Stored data
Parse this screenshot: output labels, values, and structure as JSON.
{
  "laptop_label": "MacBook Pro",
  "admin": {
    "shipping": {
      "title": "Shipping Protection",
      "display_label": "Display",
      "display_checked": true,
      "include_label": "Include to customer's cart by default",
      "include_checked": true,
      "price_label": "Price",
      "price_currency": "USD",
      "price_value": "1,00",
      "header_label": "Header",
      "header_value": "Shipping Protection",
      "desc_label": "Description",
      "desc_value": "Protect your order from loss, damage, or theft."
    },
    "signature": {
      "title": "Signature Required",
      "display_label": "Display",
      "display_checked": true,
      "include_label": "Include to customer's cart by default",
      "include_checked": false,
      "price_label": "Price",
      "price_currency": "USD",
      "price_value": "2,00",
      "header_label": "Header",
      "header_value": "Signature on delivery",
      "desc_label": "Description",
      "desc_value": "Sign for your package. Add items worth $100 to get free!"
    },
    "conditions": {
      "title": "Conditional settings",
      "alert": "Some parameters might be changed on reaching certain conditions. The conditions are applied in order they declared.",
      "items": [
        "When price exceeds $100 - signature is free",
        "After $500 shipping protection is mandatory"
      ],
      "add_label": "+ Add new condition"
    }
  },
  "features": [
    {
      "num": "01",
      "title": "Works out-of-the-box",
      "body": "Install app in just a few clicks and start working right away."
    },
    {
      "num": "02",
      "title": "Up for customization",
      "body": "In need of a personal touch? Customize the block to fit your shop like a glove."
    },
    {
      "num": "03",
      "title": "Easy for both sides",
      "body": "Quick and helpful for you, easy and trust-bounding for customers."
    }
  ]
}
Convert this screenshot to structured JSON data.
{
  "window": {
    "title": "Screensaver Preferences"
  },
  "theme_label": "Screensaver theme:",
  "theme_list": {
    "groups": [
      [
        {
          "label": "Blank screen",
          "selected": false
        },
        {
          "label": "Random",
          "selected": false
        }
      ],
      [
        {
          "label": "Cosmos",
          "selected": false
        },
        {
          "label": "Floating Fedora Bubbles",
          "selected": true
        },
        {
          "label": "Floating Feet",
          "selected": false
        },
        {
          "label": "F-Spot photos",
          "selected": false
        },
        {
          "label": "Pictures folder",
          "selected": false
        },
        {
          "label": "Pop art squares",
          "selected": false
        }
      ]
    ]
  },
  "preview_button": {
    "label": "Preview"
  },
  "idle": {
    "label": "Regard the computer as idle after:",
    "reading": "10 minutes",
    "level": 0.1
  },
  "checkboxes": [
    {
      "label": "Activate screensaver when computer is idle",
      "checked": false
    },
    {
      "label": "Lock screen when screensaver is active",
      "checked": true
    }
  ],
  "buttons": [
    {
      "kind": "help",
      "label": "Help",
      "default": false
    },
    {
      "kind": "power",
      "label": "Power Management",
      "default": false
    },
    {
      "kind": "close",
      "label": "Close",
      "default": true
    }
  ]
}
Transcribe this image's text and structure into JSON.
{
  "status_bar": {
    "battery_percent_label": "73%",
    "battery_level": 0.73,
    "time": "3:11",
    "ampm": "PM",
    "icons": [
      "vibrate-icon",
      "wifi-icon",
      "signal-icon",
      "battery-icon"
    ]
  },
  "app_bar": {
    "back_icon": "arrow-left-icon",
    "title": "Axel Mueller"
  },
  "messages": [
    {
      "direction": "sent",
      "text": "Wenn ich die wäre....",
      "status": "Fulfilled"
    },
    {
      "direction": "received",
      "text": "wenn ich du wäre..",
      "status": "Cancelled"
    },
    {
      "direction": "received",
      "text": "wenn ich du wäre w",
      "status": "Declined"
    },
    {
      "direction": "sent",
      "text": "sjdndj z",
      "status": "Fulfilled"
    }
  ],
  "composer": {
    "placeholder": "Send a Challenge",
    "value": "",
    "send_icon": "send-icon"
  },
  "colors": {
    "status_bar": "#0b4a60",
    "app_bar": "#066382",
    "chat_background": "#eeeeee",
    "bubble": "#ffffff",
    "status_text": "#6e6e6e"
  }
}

WHAT THE TASK REQUIRES
Please quote the data above in full, with no line missing.

RESPONSE TO THE EXERCISE
Parse this screenshot: output labels, values, and structure as JSON.
{
  "laptop_label": "MacBook Pro",
  "admin": {
    "shipping": {
      "title": "Shipping Protection",
      "display_label": "Display",
      "display_checked": true,
      "include_label": "Include to customer's cart by default",
      "include_checked": true,
      "price_label": "Price",
      "price_currency": "USD",
      "price_value": "1,00",
      "header_label": "Header",
      "header_value": "Shipping Protection",
      "desc_label": "Description",
      "desc_value": "Protect your order from loss, damage, or theft."
    },
    "signature": {
      "title": "Signature Required",
      "display_label": "Display",
      "display_checked": true,
      "include_label": "Include to customer's cart by default",
      "include_checked": false,
      "price_label": "Price",
      "price_currency": "USD",
      "price_value": "2,00",
      "header_label": "Header",
      "header_value": "Signature on delivery",
      "desc_label": "Description",
      "desc_value": "Sign for your package. Add items worth $100 to get free!"
    },
    "conditions": {
      "title": "Conditional settings",
      "alert": "Some parameters might be changed on reaching certain conditions. The conditions are applied in order they declared.",
      "items": [
        "When price exceeds $100 - signature is free",
        "After $500 shipping protection is mandatory"
      ],
      "add_label": "+ Add new condition"
    }
  },
  "features": [
    {
      "num": "01",
      "title": "Works out-of-the-box",
      "body": "Install app in just a few clicks and start working right away."
    },
    {
      "num": "02",
      "title": "Up for customization",
      "body": "In need of a personal touch? Customize the block to fit your shop like a glove."
    },
    {
      "num": "03",
      "title": "Easy for both sides",
      "body": "Quick and helpful for you, easy and trust-bounding for customers."
    }
  ]
}
Convert this screenshot to structured JSON data.
{
  "window": {
    "title": "Screensaver Preferences"
  },
  "theme_label": "Screensaver theme:",
  "theme_list": {
    "groups": [
      [
        {
          "label": "Blank screen",
          "selected": false
        },
        {
          "label": "Random",
          "selected": false
        }
      ],
      [
        {
          "label": "Cosmos",
          "selected": false
        },
        {
          "label": "Floating Fedora Bubbles",
          "selected": true
        },
        {
          "label": "Floating Feet",
          "selected": false
        },
        {
          "label": "F-Spot photos",
          "selected": false
        },
        {
          "label": "Pictures folder",
          "selected": false
        },
        {
          "label": "Pop art squares",
          "selected": false
        }
      ]
    ]
  },
  "preview_button": {
    "label": "Preview"
  },
  "idle": {
    "label": "Regard the computer as idle after:",
    "reading": "10 minutes",
    "level": 0.1
  },
  "checkboxes": [
    {
      "label": "Activate screensaver when computer is idle",
      "checked": false
    },
    {
      "label": "Lock screen when screensaver is active",
      "checked": true
    }
  ],
  "buttons": [
    {
      "kind": "help",
      "label": "Help",
      "default": false
    },
    {
      "kind": "power",
      "label": "Power Management",
      "default": false
    },
    {
      "kind": "close",
      "label": "Close",
      "default": true
    }
  ]
}
Transcribe this image's text and structure into JSON.
{
  "status_bar": {
    "battery_percent_label": "73%",
    "battery_level": 0.73,
    "time": "3:11",
    "ampm": "PM",
    "icons": [
      "vibrate-icon",
      "wifi-icon",
      "signal-icon",
      "battery-icon"
    ]
  },
  "app_bar": {
    "back_icon": "arrow-left-icon",
    "title": "Axel Mueller"
  },
  "messages": [
    {
      "direction": "sent",
      "text": "Wenn ich die wäre....",
      "status": "Fulfilled"
    },
    {
      "direction": "received",
      "text": "wenn ich du wäre..",
      "status": "Cancelled"
    },
    {
      "direction": "received",
      "text": "wenn ich du wäre w",
      "status": "Declined"
    },
    {
      "direction": "sent",
      "text": "sjdndj z",
      "status": "Fulfilled"
    }
  ],
  "composer": {
    "placeholder": "Send a Challenge",
    "value": "",
    "send_icon": "send-icon"
  },
  "colors": {
    "status_bar": "#0b4a60",
    "app_bar": "#066382",
    "chat_background": "#eeeeee",
    "bubble": "#ffffff",
    "status_text": "#6e6e6e"
  }
}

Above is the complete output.